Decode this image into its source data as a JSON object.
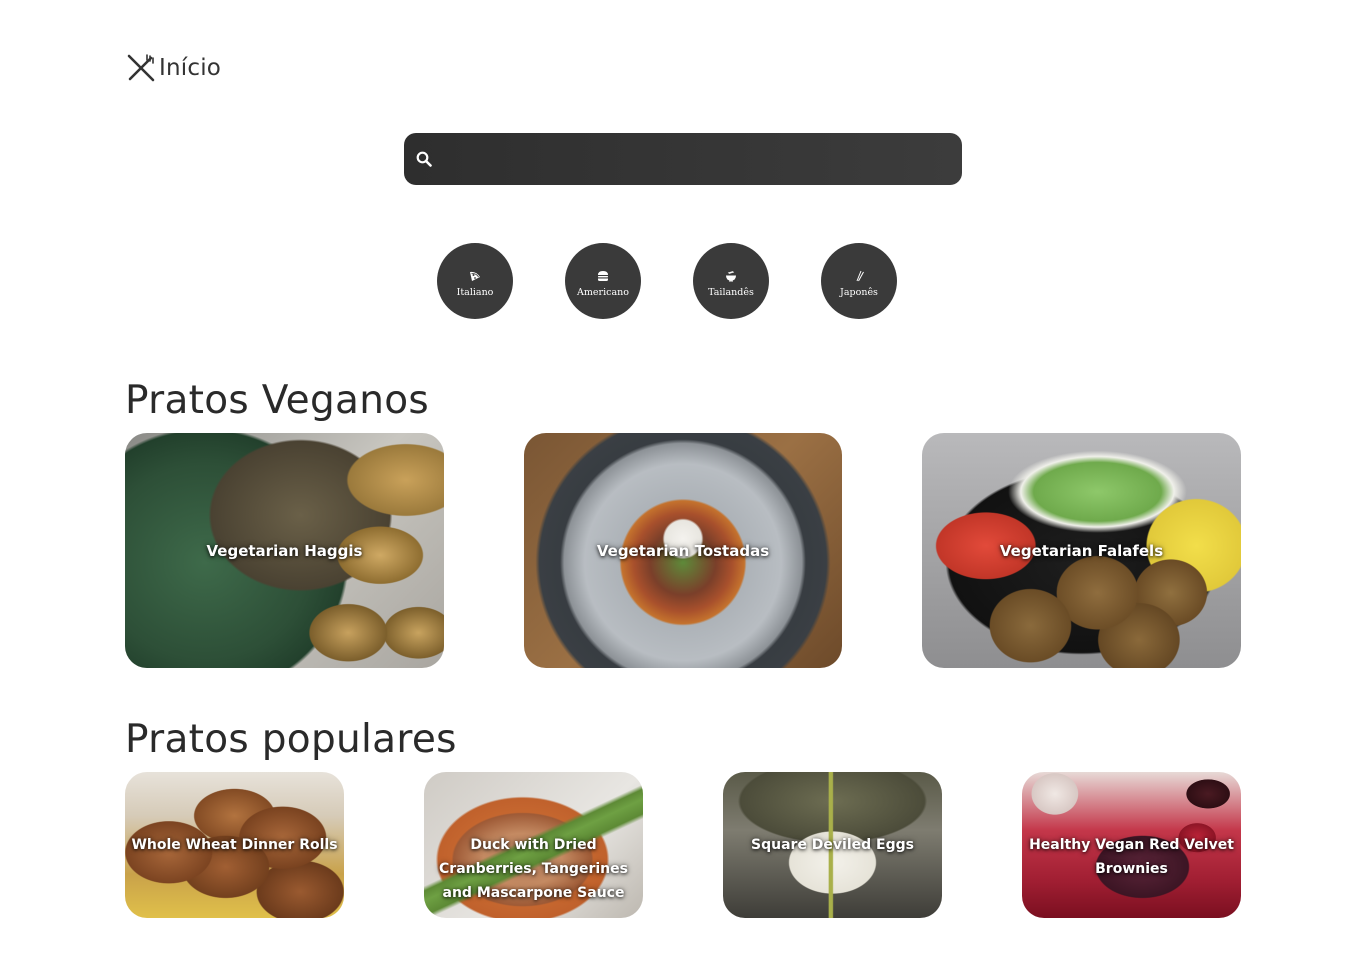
{
  "nav": {
    "logo_icon": "fork-knife-icon",
    "home_label": "Início"
  },
  "search": {
    "icon": "search-icon",
    "placeholder": "",
    "value": ""
  },
  "categories": [
    {
      "label": "Italiano",
      "icon": "pizza-icon"
    },
    {
      "label": "Americano",
      "icon": "hamburger-icon"
    },
    {
      "label": "Tailandês",
      "icon": "bowl-icon"
    },
    {
      "label": "Japonês",
      "icon": "chopsticks-icon"
    }
  ],
  "vegan": {
    "title": "Pratos Veganos",
    "items": [
      {
        "name": "Vegetarian Haggis"
      },
      {
        "name": "Vegetarian Tostadas"
      },
      {
        "name": "Vegetarian Falafels"
      }
    ]
  },
  "popular": {
    "title": "Pratos populares",
    "items": [
      {
        "name": "Whole Wheat Dinner Rolls"
      },
      {
        "name": "Duck with Dried Cranberries, Tangerines and Mascarpone Sauce"
      },
      {
        "name": "Square Deviled Eggs"
      },
      {
        "name": "Healthy Vegan Red Velvet Brownies"
      }
    ]
  },
  "colors": {
    "dark": "#3a3a3a",
    "search_bg": "#333333",
    "text": "#2a2a2a"
  }
}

● **Short task**
Write every entry out again exactly, dropping the pictures.

● **Answer to this exercise**
Decode this image into its source data as a JSON object.
{
  "nav": {
    "logo_icon": "fork-knife-icon",
    "home_label": "Início"
  },
  "search": {
    "icon": "search-icon",
    "placeholder": "",
    "value": ""
  },
  "categories": [
    {
      "label": "Italiano",
      "icon": "pizza-icon"
    },
    {
      "label": "Americano",
      "icon": "hamburger-icon"
    },
    {
      "label": "Tailandês",
      "icon": "bowl-icon"
    },
    {
      "label": "Japonês",
      "icon": "chopsticks-icon"
    }
  ],
  "vegan": {
    "title": "Pratos Veganos",
    "items": [
      {
        "name": "Vegetarian Haggis"
      },
      {
        "name": "Vegetarian Tostadas"
      },
      {
        "name": "Vegetarian Falafels"
      }
    ]
  },
  "popular": {
    "title": "Pratos populares",
    "items": [
      {
        "name": "Whole Wheat Dinner Rolls"
      },
      {
        "name": "Duck with Dried Cranberries, Tangerines and Mascarpone Sauce"
      },
      {
        "name": "Square Deviled Eggs"
      },
      {
        "name": "Healthy Vegan Red Velvet Brownies"
      }
    ]
  },
  "colors": {
    "dark": "#3a3a3a",
    "search_bg": "#333333",
    "text": "#2a2a2a"
  }
}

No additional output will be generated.